* [Exercise instructions] Collect every line that includes the string "page".
++++ Extracted entries ++++
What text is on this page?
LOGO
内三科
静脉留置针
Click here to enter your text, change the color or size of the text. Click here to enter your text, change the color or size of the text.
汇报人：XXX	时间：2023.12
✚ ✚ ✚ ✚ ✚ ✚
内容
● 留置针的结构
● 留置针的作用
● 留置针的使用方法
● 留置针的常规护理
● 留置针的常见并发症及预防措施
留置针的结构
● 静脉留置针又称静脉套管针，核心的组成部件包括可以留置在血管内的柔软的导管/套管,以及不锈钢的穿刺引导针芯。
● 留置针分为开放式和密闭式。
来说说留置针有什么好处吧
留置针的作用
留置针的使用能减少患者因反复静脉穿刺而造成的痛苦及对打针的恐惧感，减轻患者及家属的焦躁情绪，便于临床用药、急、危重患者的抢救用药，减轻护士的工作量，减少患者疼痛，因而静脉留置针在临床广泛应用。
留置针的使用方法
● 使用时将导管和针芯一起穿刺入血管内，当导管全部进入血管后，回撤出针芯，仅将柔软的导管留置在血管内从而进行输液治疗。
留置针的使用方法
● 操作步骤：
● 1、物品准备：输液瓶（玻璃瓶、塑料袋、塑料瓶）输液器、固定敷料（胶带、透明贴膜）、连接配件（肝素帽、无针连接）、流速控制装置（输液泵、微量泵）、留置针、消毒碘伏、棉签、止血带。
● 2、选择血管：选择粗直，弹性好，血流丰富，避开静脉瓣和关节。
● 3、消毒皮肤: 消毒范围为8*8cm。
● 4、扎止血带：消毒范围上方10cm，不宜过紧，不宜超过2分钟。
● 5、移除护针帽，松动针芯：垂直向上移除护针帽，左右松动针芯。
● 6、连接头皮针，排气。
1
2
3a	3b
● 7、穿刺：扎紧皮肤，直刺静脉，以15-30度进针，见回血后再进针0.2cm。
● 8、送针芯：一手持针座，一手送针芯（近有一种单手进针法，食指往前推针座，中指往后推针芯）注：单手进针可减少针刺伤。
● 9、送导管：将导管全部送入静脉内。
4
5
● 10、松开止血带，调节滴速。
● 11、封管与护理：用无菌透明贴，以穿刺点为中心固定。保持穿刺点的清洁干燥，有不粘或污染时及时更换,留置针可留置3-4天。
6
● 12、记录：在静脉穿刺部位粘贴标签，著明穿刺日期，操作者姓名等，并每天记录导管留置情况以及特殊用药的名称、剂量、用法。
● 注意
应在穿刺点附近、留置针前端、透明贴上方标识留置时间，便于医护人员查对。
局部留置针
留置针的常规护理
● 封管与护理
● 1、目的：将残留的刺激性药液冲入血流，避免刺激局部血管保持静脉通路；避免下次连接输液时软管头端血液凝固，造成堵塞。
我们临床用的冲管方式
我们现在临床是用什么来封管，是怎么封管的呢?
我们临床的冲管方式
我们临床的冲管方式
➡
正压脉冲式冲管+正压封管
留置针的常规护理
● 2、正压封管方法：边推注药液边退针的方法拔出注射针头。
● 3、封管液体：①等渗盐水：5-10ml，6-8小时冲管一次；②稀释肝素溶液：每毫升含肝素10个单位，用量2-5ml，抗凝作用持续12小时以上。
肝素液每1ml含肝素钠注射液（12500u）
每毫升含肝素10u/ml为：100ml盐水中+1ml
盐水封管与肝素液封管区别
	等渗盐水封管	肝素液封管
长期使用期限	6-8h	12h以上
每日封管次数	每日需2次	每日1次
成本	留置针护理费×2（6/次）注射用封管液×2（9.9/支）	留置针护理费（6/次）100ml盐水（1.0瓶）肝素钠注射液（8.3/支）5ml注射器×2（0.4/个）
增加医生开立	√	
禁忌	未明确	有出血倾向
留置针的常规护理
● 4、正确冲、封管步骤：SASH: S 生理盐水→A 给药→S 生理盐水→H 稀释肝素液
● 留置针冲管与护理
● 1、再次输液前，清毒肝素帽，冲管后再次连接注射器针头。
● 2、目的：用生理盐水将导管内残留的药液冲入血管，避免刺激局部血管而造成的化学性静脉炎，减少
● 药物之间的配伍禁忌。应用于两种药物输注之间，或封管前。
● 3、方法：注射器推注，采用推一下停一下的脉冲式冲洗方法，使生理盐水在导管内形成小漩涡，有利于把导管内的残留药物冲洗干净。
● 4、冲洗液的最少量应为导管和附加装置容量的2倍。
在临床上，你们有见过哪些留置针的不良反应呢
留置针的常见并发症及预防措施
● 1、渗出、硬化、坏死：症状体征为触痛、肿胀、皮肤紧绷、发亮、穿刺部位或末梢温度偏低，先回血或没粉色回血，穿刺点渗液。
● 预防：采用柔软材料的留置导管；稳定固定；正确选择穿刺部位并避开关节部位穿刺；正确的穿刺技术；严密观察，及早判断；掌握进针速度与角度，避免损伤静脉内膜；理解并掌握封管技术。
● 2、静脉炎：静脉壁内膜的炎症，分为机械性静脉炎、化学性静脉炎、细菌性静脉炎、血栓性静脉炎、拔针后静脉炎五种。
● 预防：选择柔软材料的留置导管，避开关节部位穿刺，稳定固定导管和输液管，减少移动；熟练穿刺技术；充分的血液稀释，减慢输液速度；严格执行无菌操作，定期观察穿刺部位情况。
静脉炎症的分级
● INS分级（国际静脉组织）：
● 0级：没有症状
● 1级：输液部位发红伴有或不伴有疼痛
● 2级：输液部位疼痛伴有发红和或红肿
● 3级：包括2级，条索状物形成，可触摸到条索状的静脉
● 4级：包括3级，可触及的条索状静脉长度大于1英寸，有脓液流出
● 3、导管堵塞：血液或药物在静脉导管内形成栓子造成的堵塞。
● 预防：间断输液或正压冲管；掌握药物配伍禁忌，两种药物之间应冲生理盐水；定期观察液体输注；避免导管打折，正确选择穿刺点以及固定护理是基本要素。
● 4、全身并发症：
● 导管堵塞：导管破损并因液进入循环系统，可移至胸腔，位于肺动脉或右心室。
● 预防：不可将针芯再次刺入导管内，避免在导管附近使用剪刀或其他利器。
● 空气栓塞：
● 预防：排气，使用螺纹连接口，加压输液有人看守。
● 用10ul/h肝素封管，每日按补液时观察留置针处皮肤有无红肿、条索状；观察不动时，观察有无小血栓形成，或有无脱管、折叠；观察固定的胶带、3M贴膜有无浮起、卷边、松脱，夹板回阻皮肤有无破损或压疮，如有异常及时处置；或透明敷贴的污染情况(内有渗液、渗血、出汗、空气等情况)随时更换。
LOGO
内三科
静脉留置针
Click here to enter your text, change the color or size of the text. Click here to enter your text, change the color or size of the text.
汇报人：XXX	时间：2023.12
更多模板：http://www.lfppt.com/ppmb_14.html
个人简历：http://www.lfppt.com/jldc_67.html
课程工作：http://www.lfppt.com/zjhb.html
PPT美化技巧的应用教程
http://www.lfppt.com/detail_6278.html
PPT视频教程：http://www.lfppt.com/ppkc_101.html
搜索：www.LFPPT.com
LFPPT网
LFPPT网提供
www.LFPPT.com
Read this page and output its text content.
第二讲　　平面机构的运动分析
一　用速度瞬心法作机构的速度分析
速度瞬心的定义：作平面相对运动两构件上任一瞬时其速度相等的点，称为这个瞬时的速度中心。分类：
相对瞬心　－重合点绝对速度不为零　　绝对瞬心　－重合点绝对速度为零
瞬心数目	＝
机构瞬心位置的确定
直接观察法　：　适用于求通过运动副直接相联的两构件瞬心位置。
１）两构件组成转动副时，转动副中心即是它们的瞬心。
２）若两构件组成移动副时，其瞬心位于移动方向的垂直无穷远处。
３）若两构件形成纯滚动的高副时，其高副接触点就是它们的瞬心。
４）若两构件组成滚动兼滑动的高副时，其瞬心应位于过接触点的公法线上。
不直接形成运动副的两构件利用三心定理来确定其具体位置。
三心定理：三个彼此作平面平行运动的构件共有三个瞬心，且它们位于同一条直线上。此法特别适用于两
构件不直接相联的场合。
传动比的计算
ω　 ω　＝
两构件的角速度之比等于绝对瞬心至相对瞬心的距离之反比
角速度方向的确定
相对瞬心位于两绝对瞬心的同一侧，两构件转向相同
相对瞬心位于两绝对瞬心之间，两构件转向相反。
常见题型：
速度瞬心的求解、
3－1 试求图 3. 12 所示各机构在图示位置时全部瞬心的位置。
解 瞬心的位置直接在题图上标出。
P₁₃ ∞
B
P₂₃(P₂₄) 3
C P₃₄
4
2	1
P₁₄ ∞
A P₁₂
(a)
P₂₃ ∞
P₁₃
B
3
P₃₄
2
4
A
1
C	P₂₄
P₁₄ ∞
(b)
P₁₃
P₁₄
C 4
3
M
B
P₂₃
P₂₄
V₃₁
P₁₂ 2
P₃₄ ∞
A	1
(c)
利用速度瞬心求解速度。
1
++++
* [Response to the exercise]
What text is on this page?
Read this page and output its text content.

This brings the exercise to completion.